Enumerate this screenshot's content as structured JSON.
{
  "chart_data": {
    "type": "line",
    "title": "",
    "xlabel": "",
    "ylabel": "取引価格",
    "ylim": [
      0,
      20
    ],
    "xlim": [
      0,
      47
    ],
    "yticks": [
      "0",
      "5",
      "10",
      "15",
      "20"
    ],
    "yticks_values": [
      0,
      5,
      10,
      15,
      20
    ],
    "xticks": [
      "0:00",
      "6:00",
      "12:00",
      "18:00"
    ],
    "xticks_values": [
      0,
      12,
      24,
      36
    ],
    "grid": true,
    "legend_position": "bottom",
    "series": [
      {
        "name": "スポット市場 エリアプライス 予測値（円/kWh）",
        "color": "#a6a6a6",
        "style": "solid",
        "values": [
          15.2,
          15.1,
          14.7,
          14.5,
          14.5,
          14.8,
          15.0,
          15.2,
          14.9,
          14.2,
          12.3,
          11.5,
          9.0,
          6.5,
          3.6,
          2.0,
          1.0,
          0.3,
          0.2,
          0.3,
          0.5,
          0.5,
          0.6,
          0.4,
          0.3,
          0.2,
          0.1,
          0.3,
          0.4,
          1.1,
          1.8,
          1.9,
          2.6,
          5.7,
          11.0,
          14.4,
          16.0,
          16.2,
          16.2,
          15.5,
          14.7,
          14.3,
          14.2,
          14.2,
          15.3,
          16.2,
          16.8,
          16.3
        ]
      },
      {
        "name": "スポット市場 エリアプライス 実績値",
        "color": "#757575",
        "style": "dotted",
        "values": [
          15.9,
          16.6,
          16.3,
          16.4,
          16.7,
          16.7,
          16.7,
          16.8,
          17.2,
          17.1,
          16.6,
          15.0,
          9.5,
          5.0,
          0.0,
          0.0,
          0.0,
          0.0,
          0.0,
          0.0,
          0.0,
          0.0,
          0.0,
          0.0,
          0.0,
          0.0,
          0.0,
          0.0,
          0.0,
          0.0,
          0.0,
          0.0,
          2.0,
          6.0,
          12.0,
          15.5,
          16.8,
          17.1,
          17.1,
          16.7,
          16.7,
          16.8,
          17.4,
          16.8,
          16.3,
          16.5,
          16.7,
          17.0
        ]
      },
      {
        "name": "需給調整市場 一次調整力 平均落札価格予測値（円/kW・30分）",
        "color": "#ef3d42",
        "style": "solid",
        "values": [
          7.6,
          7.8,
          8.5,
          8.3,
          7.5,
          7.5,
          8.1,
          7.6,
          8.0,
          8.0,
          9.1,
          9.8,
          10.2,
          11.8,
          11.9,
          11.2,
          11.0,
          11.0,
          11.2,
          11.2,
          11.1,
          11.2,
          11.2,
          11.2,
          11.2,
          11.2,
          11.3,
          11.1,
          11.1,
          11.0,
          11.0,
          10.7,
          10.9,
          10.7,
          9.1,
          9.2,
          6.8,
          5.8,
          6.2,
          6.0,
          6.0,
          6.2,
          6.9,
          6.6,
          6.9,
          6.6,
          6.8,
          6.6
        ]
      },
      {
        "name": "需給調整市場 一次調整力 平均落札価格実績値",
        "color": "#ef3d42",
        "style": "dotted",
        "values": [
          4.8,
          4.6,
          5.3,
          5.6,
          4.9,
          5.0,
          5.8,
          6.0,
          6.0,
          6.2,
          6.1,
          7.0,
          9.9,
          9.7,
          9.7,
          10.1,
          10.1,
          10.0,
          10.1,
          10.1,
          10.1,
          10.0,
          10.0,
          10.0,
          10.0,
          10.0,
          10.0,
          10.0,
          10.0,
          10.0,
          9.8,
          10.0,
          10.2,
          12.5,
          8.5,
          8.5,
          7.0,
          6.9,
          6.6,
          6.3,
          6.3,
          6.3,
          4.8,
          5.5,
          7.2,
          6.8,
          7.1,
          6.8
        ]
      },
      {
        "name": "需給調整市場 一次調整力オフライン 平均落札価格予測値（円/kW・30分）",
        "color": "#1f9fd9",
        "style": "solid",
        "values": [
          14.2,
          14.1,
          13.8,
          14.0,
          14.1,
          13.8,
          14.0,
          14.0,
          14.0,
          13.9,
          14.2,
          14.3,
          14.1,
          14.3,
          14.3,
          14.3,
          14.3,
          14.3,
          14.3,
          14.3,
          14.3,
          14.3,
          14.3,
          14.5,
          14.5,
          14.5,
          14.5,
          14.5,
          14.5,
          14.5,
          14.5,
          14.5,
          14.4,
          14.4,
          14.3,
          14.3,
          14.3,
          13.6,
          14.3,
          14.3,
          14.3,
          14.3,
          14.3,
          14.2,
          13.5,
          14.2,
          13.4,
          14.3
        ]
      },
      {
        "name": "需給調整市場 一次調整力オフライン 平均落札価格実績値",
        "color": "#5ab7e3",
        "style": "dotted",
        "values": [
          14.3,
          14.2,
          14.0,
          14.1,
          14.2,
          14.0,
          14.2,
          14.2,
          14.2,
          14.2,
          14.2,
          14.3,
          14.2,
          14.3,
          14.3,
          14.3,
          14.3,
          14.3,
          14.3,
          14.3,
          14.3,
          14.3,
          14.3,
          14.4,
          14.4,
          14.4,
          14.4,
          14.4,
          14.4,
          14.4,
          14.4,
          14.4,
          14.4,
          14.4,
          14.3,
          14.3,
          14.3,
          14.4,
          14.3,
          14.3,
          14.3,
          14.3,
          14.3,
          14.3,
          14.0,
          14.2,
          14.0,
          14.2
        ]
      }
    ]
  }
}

---+---

- _WHAT YOU WILL DO_
Quote every entry exactly.

- _WRITTEN SOLUTION_
Enumerate this screenshot's content as structured JSON.
{
  "chart_data": {
    "type": "line",
    "title": "",
    "xlabel": "",
    "ylabel": "取引価格",
    "ylim": [
      0,
      20
    ],
    "xlim": [
      0,
      47
    ],
    "yticks": [
      "0",
      "5",
      "10",
      "15",
      "20"
    ],
    "yticks_values": [
      0,
      5,
      10,
      15,
      20
    ],
    "xticks": [
      "0:00",
      "6:00",
      "12:00",
      "18:00"
    ],
    "xticks_values": [
      0,
      12,
      24,
      36
    ],
    "grid": true,
    "legend_position": "bottom",
    "series": [
      {
        "name": "スポット市場 エリアプライス 予測値（円/kWh）",
        "color": "#a6a6a6",
        "style": "solid",
        "values": [
          15.2,
          15.1,
          14.7,
          14.5,
          14.5,
          14.8,
          15.0,
          15.2,
          14.9,
          14.2,
          12.3,
          11.5,
          9.0,
          6.5,
          3.6,
          2.0,
          1.0,
          0.3,
          0.2,
          0.3,
          0.5,
          0.5,
          0.6,
          0.4,
          0.3,
          0.2,
          0.1,
          0.3,
          0.4,
          1.1,
          1.8,
          1.9,
          2.6,
          5.7,
          11.0,
          14.4,
          16.0,
          16.2,
          16.2,
          15.5,
          14.7,
          14.3,
          14.2,
          14.2,
          15.3,
          16.2,
          16.8,
          16.3
        ]
      },
      {
        "name": "スポット市場 エリアプライス 実績値",
        "color": "#757575",
        "style": "dotted",
        "values": [
          15.9,
          16.6,
          16.3,
          16.4,
          16.7,
          16.7,
          16.7,
          16.8,
          17.2,
          17.1,
          16.6,
          15.0,
          9.5,
          5.0,
          0.0,
          0.0,
          0.0,
          0.0,
          0.0,
          0.0,
          0.0,
          0.0,
          0.0,
          0.0,
          0.0,
          0.0,
          0.0,
          0.0,
          0.0,
          0.0,
          0.0,
          0.0,
          2.0,
          6.0,
          12.0,
          15.5,
          16.8,
          17.1,
          17.1,
          16.7,
          16.7,
          16.8,
          17.4,
          16.8,
          16.3,
          16.5,
          16.7,
          17.0
        ]
      },
      {
        "name": "需給調整市場 一次調整力 平均落札価格予測値（円/kW・30分）",
        "color": "#ef3d42",
        "style": "solid",
        "values": [
          7.6,
          7.8,
          8.5,
          8.3,
          7.5,
          7.5,
          8.1,
          7.6,
          8.0,
          8.0,
          9.1,
          9.8,
          10.2,
          11.8,
          11.9,
          11.2,
          11.0,
          11.0,
          11.2,
          11.2,
          11.1,
          11.2,
          11.2,
          11.2,
          11.2,
          11.2,
          11.3,
          11.1,
          11.1,
          11.0,
          11.0,
          10.7,
          10.9,
          10.7,
          9.1,
          9.2,
          6.8,
          5.8,
          6.2,
          6.0,
          6.0,
          6.2,
          6.9,
          6.6,
          6.9,
          6.6,
          6.8,
          6.6
        ]
      },
      {
        "name": "需給調整市場 一次調整力 平均落札価格実績値",
        "color": "#ef3d42",
        "style": "dotted",
        "values": [
          4.8,
          4.6,
          5.3,
          5.6,
          4.9,
          5.0,
          5.8,
          6.0,
          6.0,
          6.2,
          6.1,
          7.0,
          9.9,
          9.7,
          9.7,
          10.1,
          10.1,
          10.0,
          10.1,
          10.1,
          10.1,
          10.0,
          10.0,
          10.0,
          10.0,
          10.0,
          10.0,
          10.0,
          10.0,
          10.0,
          9.8,
          10.0,
          10.2,
          12.5,
          8.5,
          8.5,
          7.0,
          6.9,
          6.6,
          6.3,
          6.3,
          6.3,
          4.8,
          5.5,
          7.2,
          6.8,
          7.1,
          6.8
        ]
      },
      {
        "name": "需給調整市場 一次調整力オフライン 平均落札価格予測値（円/kW・30分）",
        "color": "#1f9fd9",
        "style": "solid",
        "values": [
          14.2,
          14.1,
          13.8,
          14.0,
          14.1,
          13.8,
          14.0,
          14.0,
          14.0,
          13.9,
          14.2,
          14.3,
          14.1,
          14.3,
          14.3,
          14.3,
          14.3,
          14.3,
          14.3,
          14.3,
          14.3,
          14.3,
          14.3,
          14.5,
          14.5,
          14.5,
          14.5,
          14.5,
          14.5,
          14.5,
          14.5,
          14.5,
          14.4,
          14.4,
          14.3,
          14.3,
          14.3,
          13.6,
          14.3,
          14.3,
          14.3,
          14.3,
          14.3,
          14.2,
          13.5,
          14.2,
          13.4,
          14.3
        ]
      },
      {
        "name": "需給調整市場 一次調整力オフライン 平均落札価格実績値",
        "color": "#5ab7e3",
        "style": "dotted",
        "values": [
          14.3,
          14.2,
          14.0,
          14.1,
          14.2,
          14.0,
          14.2,
          14.2,
          14.2,
          14.2,
          14.2,
          14.3,
          14.2,
          14.3,
          14.3,
          14.3,
          14.3,
          14.3,
          14.3,
          14.3,
          14.3,
          14.3,
          14.3,
          14.4,
          14.4,
          14.4,
          14.4,
          14.4,
          14.4,
          14.4,
          14.4,
          14.4,
          14.4,
          14.4,
          14.3,
          14.3,
          14.3,
          14.4,
          14.3,
          14.3,
          14.3,
          14.3,
          14.3,
          14.3,
          14.0,
          14.2,
          14.0,
          14.2
        ]
      }
    ]
  }
}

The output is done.